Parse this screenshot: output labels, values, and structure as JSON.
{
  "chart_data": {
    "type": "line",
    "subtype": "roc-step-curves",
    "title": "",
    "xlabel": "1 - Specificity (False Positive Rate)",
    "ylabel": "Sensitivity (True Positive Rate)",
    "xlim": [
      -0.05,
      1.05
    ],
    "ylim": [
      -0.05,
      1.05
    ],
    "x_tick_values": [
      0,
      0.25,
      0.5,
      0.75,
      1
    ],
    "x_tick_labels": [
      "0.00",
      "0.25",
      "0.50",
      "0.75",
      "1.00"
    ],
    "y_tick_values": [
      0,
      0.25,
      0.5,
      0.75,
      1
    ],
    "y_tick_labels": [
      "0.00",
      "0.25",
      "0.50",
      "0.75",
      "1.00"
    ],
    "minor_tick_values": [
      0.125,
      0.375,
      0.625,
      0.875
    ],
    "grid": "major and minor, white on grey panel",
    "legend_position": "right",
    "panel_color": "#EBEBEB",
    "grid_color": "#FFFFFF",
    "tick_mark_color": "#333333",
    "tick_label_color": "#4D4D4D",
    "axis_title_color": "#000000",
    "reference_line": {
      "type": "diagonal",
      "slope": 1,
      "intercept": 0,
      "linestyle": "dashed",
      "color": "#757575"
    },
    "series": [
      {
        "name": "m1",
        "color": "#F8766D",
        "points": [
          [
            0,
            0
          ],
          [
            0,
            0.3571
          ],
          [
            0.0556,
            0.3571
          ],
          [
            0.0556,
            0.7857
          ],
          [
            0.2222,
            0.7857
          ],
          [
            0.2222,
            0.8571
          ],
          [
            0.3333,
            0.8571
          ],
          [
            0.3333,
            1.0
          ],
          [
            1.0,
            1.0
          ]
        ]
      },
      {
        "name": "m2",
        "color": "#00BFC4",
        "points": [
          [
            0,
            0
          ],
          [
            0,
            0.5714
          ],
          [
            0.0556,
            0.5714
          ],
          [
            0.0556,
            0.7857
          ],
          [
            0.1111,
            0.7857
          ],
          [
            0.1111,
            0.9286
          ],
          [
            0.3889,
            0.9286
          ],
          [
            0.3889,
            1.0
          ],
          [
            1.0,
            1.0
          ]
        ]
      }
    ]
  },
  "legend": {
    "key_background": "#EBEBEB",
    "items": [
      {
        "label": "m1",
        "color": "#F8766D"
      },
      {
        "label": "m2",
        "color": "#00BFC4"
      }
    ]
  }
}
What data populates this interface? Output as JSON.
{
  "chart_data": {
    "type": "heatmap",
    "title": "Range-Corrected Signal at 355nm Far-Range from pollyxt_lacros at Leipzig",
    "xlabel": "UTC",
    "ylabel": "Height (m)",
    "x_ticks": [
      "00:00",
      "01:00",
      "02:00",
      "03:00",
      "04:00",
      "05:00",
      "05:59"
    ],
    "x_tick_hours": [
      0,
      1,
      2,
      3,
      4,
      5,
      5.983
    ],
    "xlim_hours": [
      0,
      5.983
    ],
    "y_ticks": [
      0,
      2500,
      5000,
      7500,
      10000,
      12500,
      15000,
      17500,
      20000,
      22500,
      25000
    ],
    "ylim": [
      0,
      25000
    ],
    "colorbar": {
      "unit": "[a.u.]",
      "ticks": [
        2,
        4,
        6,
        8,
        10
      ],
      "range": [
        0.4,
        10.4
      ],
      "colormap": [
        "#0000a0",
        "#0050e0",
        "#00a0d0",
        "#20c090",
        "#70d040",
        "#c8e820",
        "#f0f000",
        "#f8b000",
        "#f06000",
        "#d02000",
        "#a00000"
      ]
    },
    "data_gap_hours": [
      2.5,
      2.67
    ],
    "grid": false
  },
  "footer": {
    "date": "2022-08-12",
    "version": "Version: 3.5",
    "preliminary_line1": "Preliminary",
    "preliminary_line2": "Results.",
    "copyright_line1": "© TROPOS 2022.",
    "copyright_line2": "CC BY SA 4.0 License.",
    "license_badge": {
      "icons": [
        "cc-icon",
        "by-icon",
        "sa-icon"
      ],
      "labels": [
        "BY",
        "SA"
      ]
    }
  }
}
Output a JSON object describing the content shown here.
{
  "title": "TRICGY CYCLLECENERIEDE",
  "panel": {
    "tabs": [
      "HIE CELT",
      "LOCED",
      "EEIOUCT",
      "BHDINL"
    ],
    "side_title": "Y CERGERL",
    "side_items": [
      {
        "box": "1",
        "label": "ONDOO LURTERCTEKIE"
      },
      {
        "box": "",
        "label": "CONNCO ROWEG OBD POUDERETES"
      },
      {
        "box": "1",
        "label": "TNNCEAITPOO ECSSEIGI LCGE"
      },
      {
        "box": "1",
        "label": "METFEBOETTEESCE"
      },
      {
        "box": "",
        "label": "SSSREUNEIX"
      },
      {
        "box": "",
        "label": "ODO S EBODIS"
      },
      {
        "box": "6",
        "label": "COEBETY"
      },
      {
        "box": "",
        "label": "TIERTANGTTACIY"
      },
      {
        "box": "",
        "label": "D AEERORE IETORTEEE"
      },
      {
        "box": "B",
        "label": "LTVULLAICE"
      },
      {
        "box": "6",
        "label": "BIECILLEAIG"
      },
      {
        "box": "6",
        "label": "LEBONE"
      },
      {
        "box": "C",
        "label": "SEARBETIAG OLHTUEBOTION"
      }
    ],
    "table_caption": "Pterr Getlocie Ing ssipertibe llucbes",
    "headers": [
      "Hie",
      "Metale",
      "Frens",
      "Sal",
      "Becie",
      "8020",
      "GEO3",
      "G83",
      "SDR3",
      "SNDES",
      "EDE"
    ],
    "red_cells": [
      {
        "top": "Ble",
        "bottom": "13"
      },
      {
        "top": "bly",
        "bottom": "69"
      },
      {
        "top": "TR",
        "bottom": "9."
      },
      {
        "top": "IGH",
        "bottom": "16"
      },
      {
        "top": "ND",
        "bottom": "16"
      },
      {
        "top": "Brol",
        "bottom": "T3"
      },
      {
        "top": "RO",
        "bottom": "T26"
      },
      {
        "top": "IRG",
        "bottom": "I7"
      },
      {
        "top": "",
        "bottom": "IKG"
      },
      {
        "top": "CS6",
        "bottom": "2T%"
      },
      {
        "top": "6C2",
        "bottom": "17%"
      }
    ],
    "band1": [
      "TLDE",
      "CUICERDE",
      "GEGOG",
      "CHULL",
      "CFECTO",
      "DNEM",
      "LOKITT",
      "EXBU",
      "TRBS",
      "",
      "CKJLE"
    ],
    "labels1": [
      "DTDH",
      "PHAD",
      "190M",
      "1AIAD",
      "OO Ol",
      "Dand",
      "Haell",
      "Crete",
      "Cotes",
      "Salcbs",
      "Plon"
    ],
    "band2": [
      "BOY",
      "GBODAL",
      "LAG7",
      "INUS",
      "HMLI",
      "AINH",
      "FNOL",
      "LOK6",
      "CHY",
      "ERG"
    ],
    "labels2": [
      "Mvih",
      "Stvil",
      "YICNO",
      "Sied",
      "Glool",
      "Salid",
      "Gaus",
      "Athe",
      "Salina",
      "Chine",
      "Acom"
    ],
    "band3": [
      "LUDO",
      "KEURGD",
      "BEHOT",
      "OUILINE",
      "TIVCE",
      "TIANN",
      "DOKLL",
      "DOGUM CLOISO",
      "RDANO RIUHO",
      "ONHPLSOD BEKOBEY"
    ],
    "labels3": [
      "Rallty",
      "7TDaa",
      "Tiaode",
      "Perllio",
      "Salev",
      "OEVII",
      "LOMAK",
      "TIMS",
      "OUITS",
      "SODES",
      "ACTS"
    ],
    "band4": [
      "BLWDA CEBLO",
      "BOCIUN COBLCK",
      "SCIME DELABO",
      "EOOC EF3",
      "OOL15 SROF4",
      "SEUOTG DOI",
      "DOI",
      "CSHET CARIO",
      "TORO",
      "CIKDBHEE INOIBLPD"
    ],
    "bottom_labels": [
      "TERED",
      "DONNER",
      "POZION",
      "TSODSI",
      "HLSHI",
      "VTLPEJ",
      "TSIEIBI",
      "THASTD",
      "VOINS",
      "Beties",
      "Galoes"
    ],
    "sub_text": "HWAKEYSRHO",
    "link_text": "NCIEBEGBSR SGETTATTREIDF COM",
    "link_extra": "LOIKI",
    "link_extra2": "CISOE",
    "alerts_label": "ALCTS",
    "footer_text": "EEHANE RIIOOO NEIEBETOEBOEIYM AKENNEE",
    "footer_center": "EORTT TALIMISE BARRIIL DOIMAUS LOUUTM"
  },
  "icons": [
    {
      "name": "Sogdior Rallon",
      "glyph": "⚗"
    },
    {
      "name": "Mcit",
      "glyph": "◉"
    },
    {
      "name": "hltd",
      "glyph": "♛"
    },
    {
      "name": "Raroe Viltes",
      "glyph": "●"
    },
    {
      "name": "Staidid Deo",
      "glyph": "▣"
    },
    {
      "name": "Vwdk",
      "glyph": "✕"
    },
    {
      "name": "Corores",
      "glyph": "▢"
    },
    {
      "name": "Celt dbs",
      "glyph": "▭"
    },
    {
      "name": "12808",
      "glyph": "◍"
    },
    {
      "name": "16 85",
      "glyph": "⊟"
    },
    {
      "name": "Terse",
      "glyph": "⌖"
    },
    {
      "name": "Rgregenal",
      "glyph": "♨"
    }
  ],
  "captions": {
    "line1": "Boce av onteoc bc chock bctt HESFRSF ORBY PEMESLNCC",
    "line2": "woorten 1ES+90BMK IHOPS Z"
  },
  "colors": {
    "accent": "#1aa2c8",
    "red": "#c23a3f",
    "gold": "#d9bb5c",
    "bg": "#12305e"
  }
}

════════════════════

WORK TO BE COMPLETED -> Using the listing above, gather each line that holds the string "glyph" and copy it.

TASK OUTPUT ->
      "glyph": "⚗"
      "glyph": "◉"
      "glyph": "♛"
      "glyph": "●"
      "glyph": "▣"
      "glyph": "✕"
      "glyph": "▢"
      "glyph": "▭"
      "glyph": "◍"
      "glyph": "⊟"
      "glyph": "⌖"
      "glyph": "♨"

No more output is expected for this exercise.